_STATED EXERCISE:_
The records that follow are to be transcribed in full, without their images.

_Stored items:_
==========
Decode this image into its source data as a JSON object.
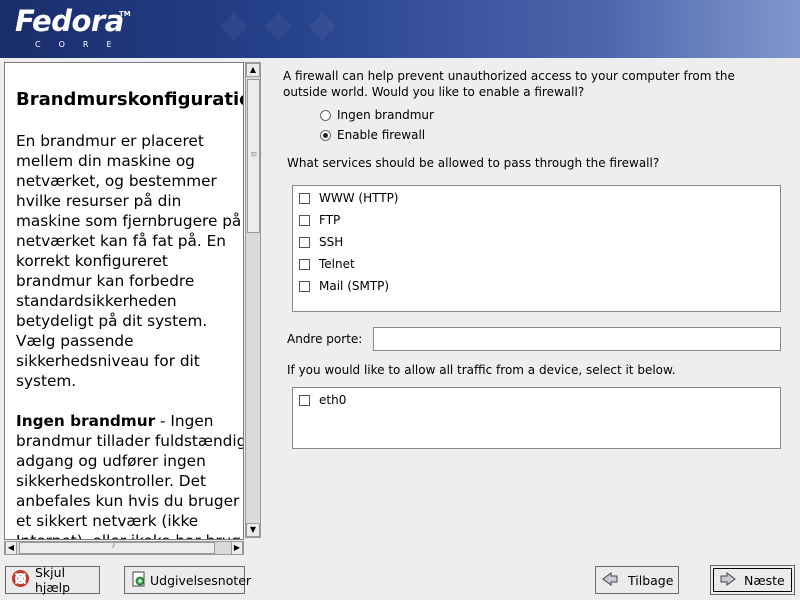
{
  "header": {
    "logo_text": "Fedora",
    "logo_sub": "CORE",
    "logo_tm": "TM"
  },
  "help": {
    "title": "Brandmurskonfiguration",
    "paragraphs": [
      "En brandmur er placeret mellem din maskine og netværket, og bestemmer hvilke resurser på din maskine som fjernbrugere på netværket kan få fat på. En korrekt konfigureret brandmur kan forbedre standardsikkerheden betydeligt på dit system.",
      "Vælg passende sikkerhedsniveau for dit system."
    ],
    "bold_lead": "Ingen brandmur",
    "bold_text": " - Ingen brandmur tillader fuldstændig adgang og udfører ingen sikkerhedskontroller. Det anbefales kun hvis du bruger et sikkert netværk (ikke Internet), eller ikoke har brug for"
  },
  "firewall": {
    "intro": "A firewall can help prevent unauthorized access to your computer from the outside world.  Would you like to enable a firewall?",
    "options": [
      {
        "label": "Ingen brandmur",
        "selected": false
      },
      {
        "label": "Enable firewall",
        "selected": true
      }
    ],
    "services_label": "What services should be allowed to pass through the firewall?",
    "services": [
      {
        "label": "WWW (HTTP)",
        "checked": false
      },
      {
        "label": "FTP",
        "checked": false
      },
      {
        "label": "SSH",
        "checked": false
      },
      {
        "label": "Telnet",
        "checked": false
      },
      {
        "label": "Mail (SMTP)",
        "checked": false
      }
    ],
    "other_ports_label": "Andre porte:",
    "other_ports_value": "",
    "devices_label": "If you would like to allow all traffic from a device, select it below.",
    "devices": [
      {
        "label": "eth0",
        "checked": false
      }
    ]
  },
  "buttons": {
    "hide_help": "Skjul hjælp",
    "release_notes": "Udgivelsesnoter",
    "back": "Tilbage",
    "next": "Næste"
  }
}
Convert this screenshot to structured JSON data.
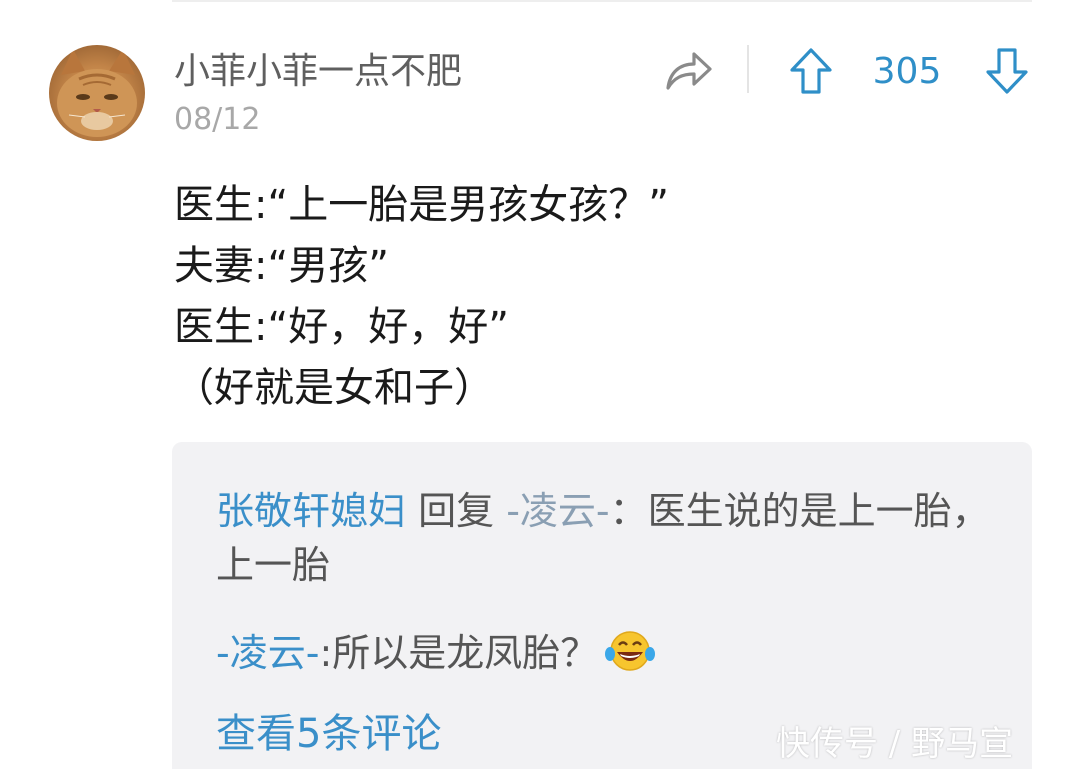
{
  "comment": {
    "username": "小菲小菲一点不肥",
    "date": "08/12",
    "vote_count": "305",
    "body_lines": [
      "医生:“上一胎是男孩女孩？”",
      "夫妻:“男孩”",
      "医生:“好，好，好”",
      "（好就是女和子）"
    ]
  },
  "icons": {
    "share": "share-arrow-icon",
    "upvote": "arrow-up-icon",
    "downvote": "arrow-down-icon",
    "emoji": "laughing-tears-emoji"
  },
  "replies": [
    {
      "author": "张敬轩媳妇",
      "verb": "回复",
      "target": "-凌云-",
      "separator": "：",
      "content": "医生说的是上一胎，上一胎"
    },
    {
      "author": "-凌云-",
      "separator": ":",
      "content": "所以是龙凤胎？"
    }
  ],
  "view_more": "查看5条评论",
  "watermark": "快传号 / 野马宣",
  "colors": {
    "accent": "#3a8fc9",
    "vote": "#2f8fc8",
    "reply_bg": "#f2f2f4",
    "body_text": "#1a1a1a",
    "muted": "#a8a8a8"
  }
}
==========
_SOLUTION:_
Decode this image into its source data as a JSON object.
{
  "header": {
    "logo_text": "Fedora",
    "logo_sub": "CORE",
    "logo_tm": "TM"
  },
  "help": {
    "title": "Brandmurskonfiguration",
    "paragraphs": [
      "En brandmur er placeret mellem din maskine og netværket, og bestemmer hvilke resurser på din maskine som fjernbrugere på netværket kan få fat på. En korrekt konfigureret brandmur kan forbedre standardsikkerheden betydeligt på dit system.",
      "Vælg passende sikkerhedsniveau for dit system."
    ],
    "bold_lead": "Ingen brandmur",
    "bold_text": " - Ingen brandmur tillader fuldstændig adgang og udfører ingen sikkerhedskontroller. Det anbefales kun hvis du bruger et sikkert netværk (ikke Internet), eller ikoke har brug for"
  },
  "firewall": {
    "intro": "A firewall can help prevent unauthorized access to your computer from the outside world.  Would you like to enable a firewall?",
    "options": [
      {
        "label": "Ingen brandmur",
        "selected": false
      },
      {
        "label": "Enable firewall",
        "selected": true
      }
    ],
    "services_label": "What services should be allowed to pass through the firewall?",
    "services": [
      {
        "label": "WWW (HTTP)",
        "checked": false
      },
      {
        "label": "FTP",
        "checked": false
      },
      {
        "label": "SSH",
        "checked": false
      },
      {
        "label": "Telnet",
        "checked": false
      },
      {
        "label": "Mail (SMTP)",
        "checked": false
      }
    ],
    "other_ports_label": "Andre porte:",
    "other_ports_value": "",
    "devices_label": "If you would like to allow all traffic from a device, select it below.",
    "devices": [
      {
        "label": "eth0",
        "checked": false
      }
    ]
  },
  "buttons": {
    "hide_help": "Skjul hjælp",
    "release_notes": "Udgivelsesnoter",
    "back": "Tilbage",
    "next": "Næste"
  }
}
Convert this screenshot to structured JSON data.
{
  "comment": {
    "username": "小菲小菲一点不肥",
    "date": "08/12",
    "vote_count": "305",
    "body_lines": [
      "医生:“上一胎是男孩女孩？”",
      "夫妻:“男孩”",
      "医生:“好，好，好”",
      "（好就是女和子）"
    ]
  },
  "icons": {
    "share": "share-arrow-icon",
    "upvote": "arrow-up-icon",
    "downvote": "arrow-down-icon",
    "emoji": "laughing-tears-emoji"
  },
  "replies": [
    {
      "author": "张敬轩媳妇",
      "verb": "回复",
      "target": "-凌云-",
      "separator": "：",
      "content": "医生说的是上一胎，上一胎"
    },
    {
      "author": "-凌云-",
      "separator": ":",
      "content": "所以是龙凤胎？"
    }
  ],
  "view_more": "查看5条评论",
  "watermark": "快传号 / 野马宣",
  "colors": {
    "accent": "#3a8fc9",
    "vote": "#2f8fc8",
    "reply_bg": "#f2f2f4",
    "body_text": "#1a1a1a",
    "muted": "#a8a8a8"
  }
}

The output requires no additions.